Collection entries:
§ §

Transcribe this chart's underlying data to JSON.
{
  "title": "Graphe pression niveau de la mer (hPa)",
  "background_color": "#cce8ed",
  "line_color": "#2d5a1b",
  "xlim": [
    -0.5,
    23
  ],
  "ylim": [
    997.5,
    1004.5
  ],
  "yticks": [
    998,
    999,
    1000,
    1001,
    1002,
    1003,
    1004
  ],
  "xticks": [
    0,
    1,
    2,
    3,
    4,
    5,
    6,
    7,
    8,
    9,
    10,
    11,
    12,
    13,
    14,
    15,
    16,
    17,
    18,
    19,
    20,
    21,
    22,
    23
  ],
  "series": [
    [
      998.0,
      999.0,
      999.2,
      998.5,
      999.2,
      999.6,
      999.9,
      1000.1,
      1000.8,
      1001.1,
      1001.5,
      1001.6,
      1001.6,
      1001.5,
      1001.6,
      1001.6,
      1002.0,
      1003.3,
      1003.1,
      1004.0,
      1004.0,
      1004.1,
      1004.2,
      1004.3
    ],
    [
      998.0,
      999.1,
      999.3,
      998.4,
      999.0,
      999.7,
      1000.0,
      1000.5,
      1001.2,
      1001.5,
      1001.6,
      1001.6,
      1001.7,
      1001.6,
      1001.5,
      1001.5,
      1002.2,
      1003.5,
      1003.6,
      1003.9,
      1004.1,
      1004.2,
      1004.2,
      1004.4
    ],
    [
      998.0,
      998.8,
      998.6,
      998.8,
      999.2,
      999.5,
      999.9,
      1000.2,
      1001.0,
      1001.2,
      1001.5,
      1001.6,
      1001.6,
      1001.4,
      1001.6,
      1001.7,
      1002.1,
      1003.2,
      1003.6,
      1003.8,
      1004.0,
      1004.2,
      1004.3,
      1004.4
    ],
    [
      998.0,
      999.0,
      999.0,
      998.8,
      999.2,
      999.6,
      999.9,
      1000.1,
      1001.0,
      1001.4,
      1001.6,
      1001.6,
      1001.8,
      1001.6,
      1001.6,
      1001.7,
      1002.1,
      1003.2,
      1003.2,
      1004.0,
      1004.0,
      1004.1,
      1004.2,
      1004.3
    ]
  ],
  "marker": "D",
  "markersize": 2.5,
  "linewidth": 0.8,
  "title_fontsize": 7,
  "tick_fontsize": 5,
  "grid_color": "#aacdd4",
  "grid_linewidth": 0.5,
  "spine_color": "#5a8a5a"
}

§ §

STATED TASK: Could you reproduce every record above exactly as it appears?

ANSWER TO THE TASK:
Transcribe this chart's underlying data to JSON.
{
  "title": "Graphe pression niveau de la mer (hPa)",
  "background_color": "#cce8ed",
  "line_color": "#2d5a1b",
  "xlim": [
    -0.5,
    23
  ],
  "ylim": [
    997.5,
    1004.5
  ],
  "yticks": [
    998,
    999,
    1000,
    1001,
    1002,
    1003,
    1004
  ],
  "xticks": [
    0,
    1,
    2,
    3,
    4,
    5,
    6,
    7,
    8,
    9,
    10,
    11,
    12,
    13,
    14,
    15,
    16,
    17,
    18,
    19,
    20,
    21,
    22,
    23
  ],
  "series": [
    [
      998.0,
      999.0,
      999.2,
      998.5,
      999.2,
      999.6,
      999.9,
      1000.1,
      1000.8,
      1001.1,
      1001.5,
      1001.6,
      1001.6,
      1001.5,
      1001.6,
      1001.6,
      1002.0,
      1003.3,
      1003.1,
      1004.0,
      1004.0,
      1004.1,
      1004.2,
      1004.3
    ],
    [
      998.0,
      999.1,
      999.3,
      998.4,
      999.0,
      999.7,
      1000.0,
      1000.5,
      1001.2,
      1001.5,
      1001.6,
      1001.6,
      1001.7,
      1001.6,
      1001.5,
      1001.5,
      1002.2,
      1003.5,
      1003.6,
      1003.9,
      1004.1,
      1004.2,
      1004.2,
      1004.4
    ],
    [
      998.0,
      998.8,
      998.6,
      998.8,
      999.2,
      999.5,
      999.9,
      1000.2,
      1001.0,
      1001.2,
      1001.5,
      1001.6,
      1001.6,
      1001.4,
      1001.6,
      1001.7,
      1002.1,
      1003.2,
      1003.6,
      1003.8,
      1004.0,
      1004.2,
      1004.3,
      1004.4
    ],
    [
      998.0,
      999.0,
      999.0,
      998.8,
      999.2,
      999.6,
      999.9,
      1000.1,
      1001.0,
      1001.4,
      1001.6,
      1001.6,
      1001.8,
      1001.6,
      1001.6,
      1001.7,
      1002.1,
      1003.2,
      1003.2,
      1004.0,
      1004.0,
      1004.1,
      1004.2,
      1004.3
    ]
  ],
  "marker": "D",
  "markersize": 2.5,
  "linewidth": 0.8,
  "title_fontsize": 7,
  "tick_fontsize": 5,
  "grid_color": "#aacdd4",
  "grid_linewidth": 0.5,
  "spine_color": "#5a8a5a"
}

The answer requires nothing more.